Exercise requirements – Count the lines in the rows below that contain the string "用户上传了一张站在地铁车厢内的照片", and reply with the number alone.

-- START OF Information given --

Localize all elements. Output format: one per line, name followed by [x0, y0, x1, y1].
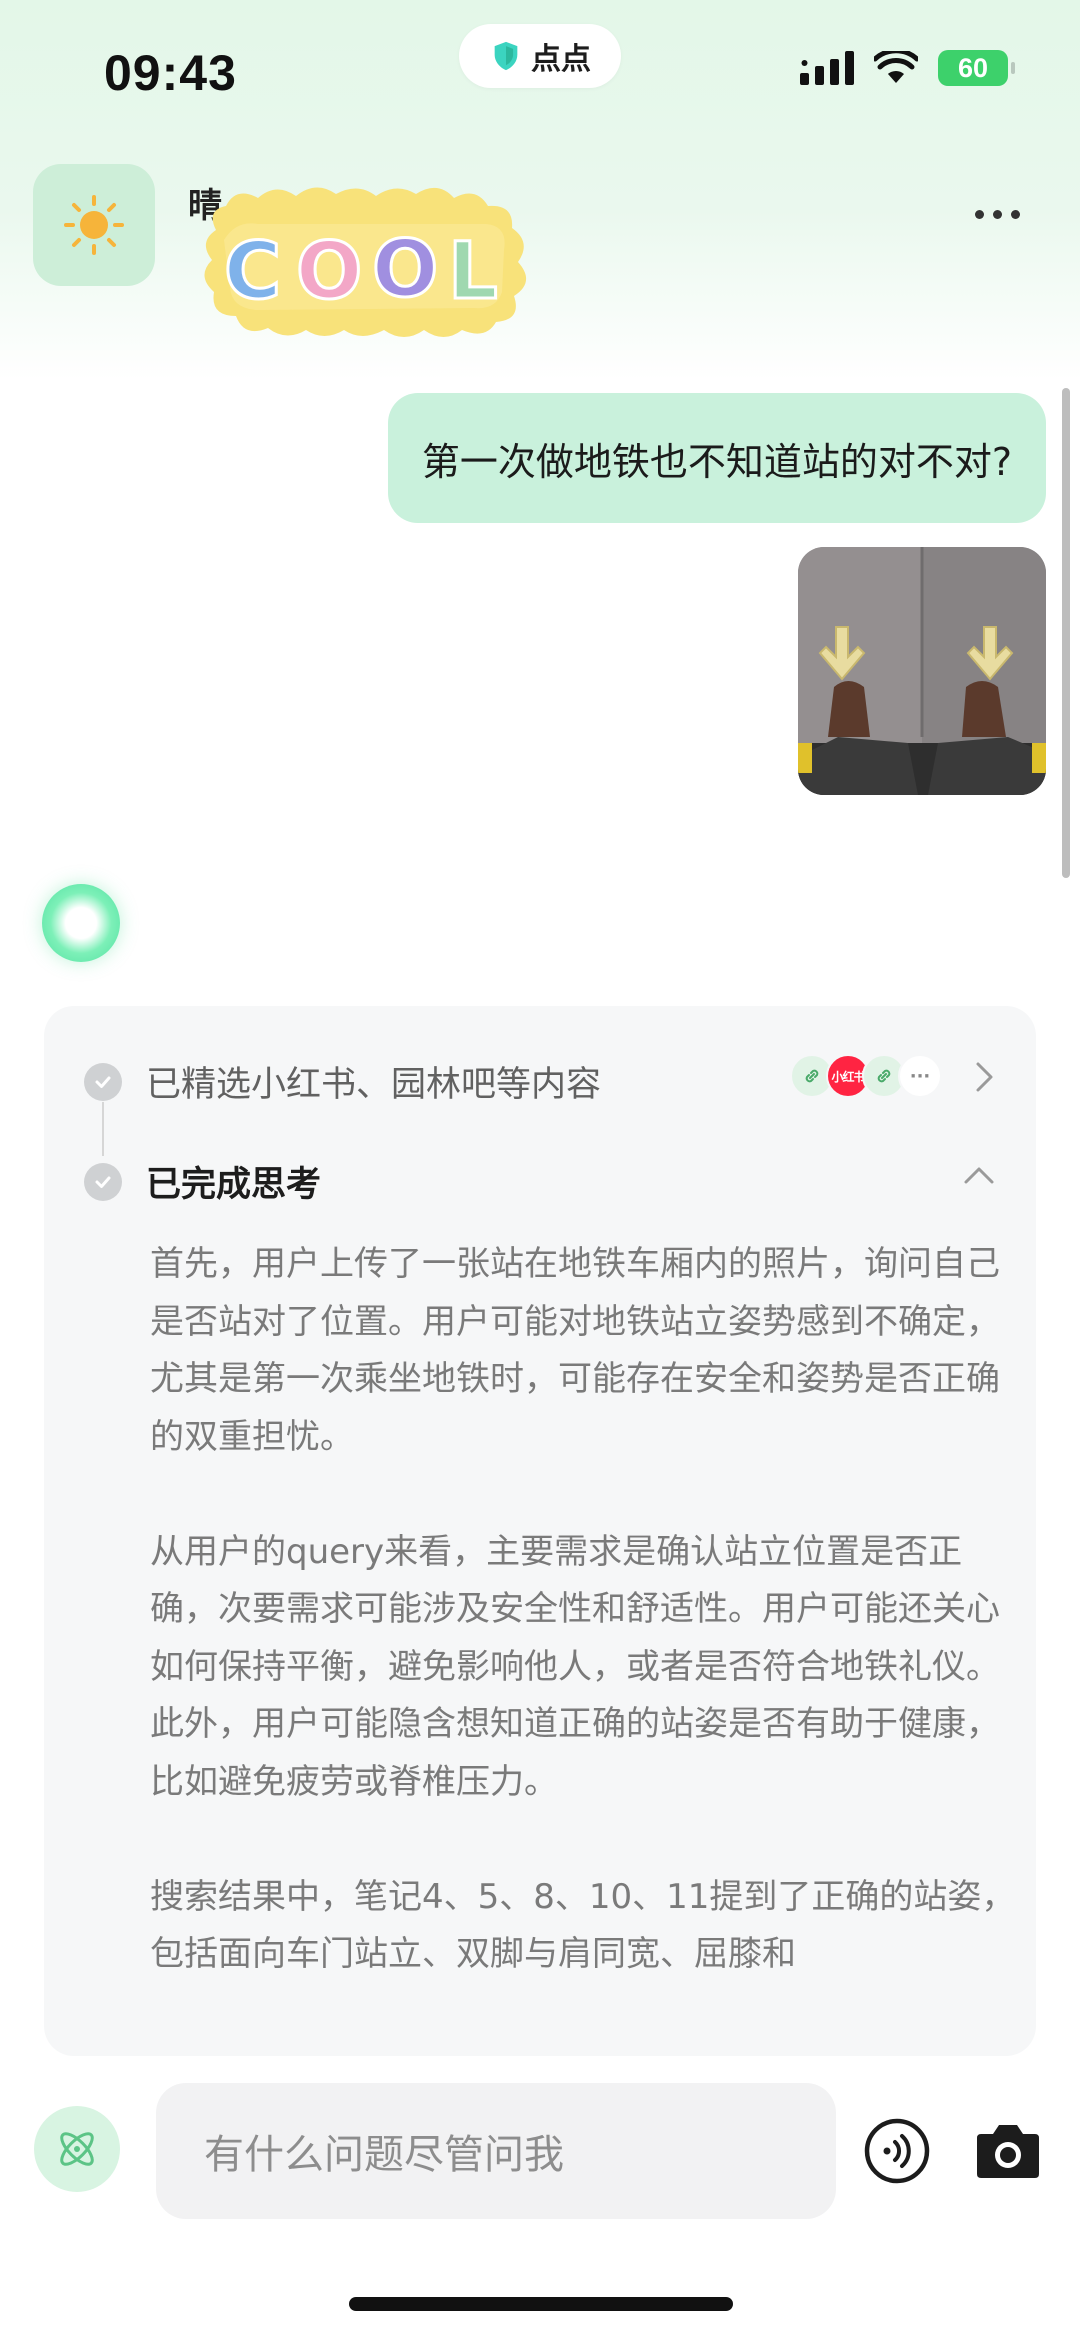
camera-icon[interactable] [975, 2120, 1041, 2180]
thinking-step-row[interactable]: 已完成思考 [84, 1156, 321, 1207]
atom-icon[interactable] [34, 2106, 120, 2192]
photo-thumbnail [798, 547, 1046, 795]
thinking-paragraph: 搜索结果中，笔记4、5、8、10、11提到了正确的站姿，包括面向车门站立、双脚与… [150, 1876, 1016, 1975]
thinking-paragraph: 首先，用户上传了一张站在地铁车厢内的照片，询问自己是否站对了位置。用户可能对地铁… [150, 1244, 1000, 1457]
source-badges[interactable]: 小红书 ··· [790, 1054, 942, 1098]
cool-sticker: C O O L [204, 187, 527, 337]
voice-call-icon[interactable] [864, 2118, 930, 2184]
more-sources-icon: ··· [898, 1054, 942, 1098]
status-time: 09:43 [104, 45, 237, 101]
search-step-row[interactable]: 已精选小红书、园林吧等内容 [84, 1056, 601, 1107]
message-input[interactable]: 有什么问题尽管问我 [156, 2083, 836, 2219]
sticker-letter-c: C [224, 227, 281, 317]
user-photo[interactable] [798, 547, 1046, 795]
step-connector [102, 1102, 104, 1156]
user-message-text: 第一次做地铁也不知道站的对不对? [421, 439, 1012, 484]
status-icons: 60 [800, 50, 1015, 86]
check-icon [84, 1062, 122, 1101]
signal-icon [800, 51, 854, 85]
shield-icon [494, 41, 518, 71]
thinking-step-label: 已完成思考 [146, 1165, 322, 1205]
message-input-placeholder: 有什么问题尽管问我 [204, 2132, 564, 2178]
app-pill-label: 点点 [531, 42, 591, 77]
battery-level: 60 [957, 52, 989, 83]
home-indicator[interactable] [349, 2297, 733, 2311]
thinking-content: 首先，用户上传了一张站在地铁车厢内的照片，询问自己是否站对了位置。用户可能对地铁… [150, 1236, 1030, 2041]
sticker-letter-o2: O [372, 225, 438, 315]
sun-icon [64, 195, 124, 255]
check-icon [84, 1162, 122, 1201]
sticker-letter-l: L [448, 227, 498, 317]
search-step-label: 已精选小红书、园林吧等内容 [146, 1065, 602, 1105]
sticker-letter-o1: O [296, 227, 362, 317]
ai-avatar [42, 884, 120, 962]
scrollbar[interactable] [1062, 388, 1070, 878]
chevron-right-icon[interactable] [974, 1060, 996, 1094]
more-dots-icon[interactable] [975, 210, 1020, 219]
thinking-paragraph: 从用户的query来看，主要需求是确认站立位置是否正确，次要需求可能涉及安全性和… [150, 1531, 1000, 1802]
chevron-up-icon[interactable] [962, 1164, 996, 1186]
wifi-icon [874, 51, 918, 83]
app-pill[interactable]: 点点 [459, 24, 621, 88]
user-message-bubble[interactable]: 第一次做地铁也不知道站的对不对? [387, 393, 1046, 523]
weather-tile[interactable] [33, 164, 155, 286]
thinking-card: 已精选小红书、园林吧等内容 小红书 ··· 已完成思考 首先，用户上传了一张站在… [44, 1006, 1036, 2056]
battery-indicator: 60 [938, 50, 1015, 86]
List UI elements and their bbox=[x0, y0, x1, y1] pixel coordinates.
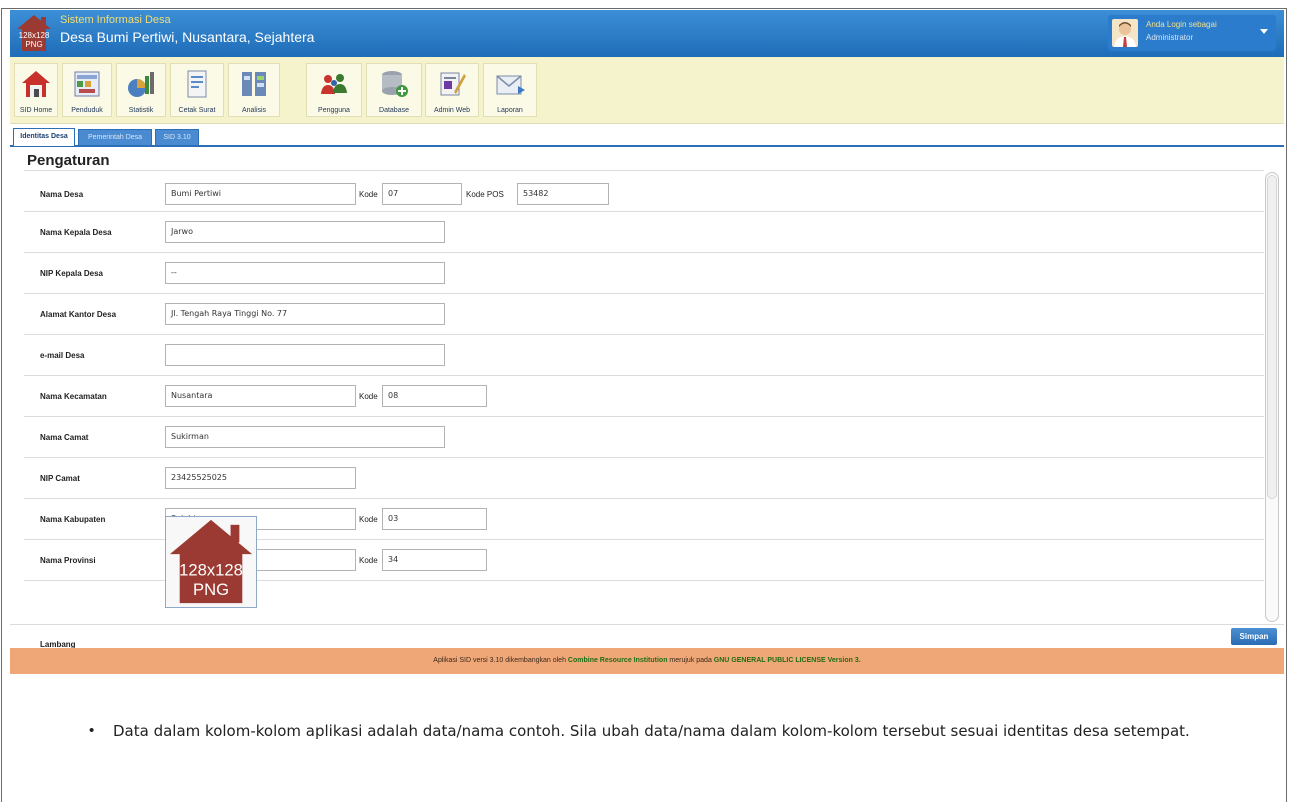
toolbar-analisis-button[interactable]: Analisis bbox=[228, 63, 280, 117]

-- END OF Information given --

Task response – 2